[start of Supplied material]

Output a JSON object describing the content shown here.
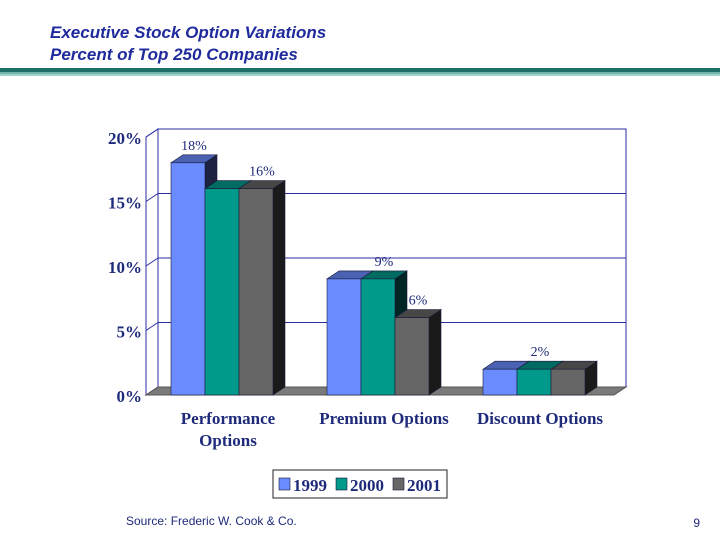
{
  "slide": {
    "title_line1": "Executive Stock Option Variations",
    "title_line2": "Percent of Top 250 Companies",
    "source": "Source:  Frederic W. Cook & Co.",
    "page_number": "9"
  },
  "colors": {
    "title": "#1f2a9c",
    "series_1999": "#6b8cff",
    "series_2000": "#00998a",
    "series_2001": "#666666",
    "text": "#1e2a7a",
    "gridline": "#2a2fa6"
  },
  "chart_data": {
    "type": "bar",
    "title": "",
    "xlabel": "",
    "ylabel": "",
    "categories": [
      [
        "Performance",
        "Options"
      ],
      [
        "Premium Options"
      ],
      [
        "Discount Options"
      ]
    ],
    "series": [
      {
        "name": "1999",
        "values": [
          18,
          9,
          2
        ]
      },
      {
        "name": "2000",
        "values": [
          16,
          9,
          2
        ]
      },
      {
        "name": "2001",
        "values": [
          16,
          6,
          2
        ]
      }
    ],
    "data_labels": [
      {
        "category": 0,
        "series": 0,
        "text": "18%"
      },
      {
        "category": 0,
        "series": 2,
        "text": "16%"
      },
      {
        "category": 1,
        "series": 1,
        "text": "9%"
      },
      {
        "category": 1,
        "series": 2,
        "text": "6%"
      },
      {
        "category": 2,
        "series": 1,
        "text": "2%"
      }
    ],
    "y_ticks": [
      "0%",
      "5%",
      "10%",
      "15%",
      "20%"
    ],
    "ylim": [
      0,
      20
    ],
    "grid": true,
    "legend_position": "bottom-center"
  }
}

[end of Supplied material]

◆ What you need to do:
Quote the data exactly, leaving every image out of the copy.

◆ Exercise output:
Output a JSON object describing the content shown here.
{
  "slide": {
    "title_line1": "Executive Stock Option Variations",
    "title_line2": "Percent of Top 250 Companies",
    "source": "Source:  Frederic W. Cook & Co.",
    "page_number": "9"
  },
  "colors": {
    "title": "#1f2a9c",
    "series_1999": "#6b8cff",
    "series_2000": "#00998a",
    "series_2001": "#666666",
    "text": "#1e2a7a",
    "gridline": "#2a2fa6"
  },
  "chart_data": {
    "type": "bar",
    "title": "",
    "xlabel": "",
    "ylabel": "",
    "categories": [
      [
        "Performance",
        "Options"
      ],
      [
        "Premium Options"
      ],
      [
        "Discount Options"
      ]
    ],
    "series": [
      {
        "name": "1999",
        "values": [
          18,
          9,
          2
        ]
      },
      {
        "name": "2000",
        "values": [
          16,
          9,
          2
        ]
      },
      {
        "name": "2001",
        "values": [
          16,
          6,
          2
        ]
      }
    ],
    "data_labels": [
      {
        "category": 0,
        "series": 0,
        "text": "18%"
      },
      {
        "category": 0,
        "series": 2,
        "text": "16%"
      },
      {
        "category": 1,
        "series": 1,
        "text": "9%"
      },
      {
        "category": 1,
        "series": 2,
        "text": "6%"
      },
      {
        "category": 2,
        "series": 1,
        "text": "2%"
      }
    ],
    "y_ticks": [
      "0%",
      "5%",
      "10%",
      "15%",
      "20%"
    ],
    "ylim": [
      0,
      20
    ],
    "grid": true,
    "legend_position": "bottom-center"
  }
}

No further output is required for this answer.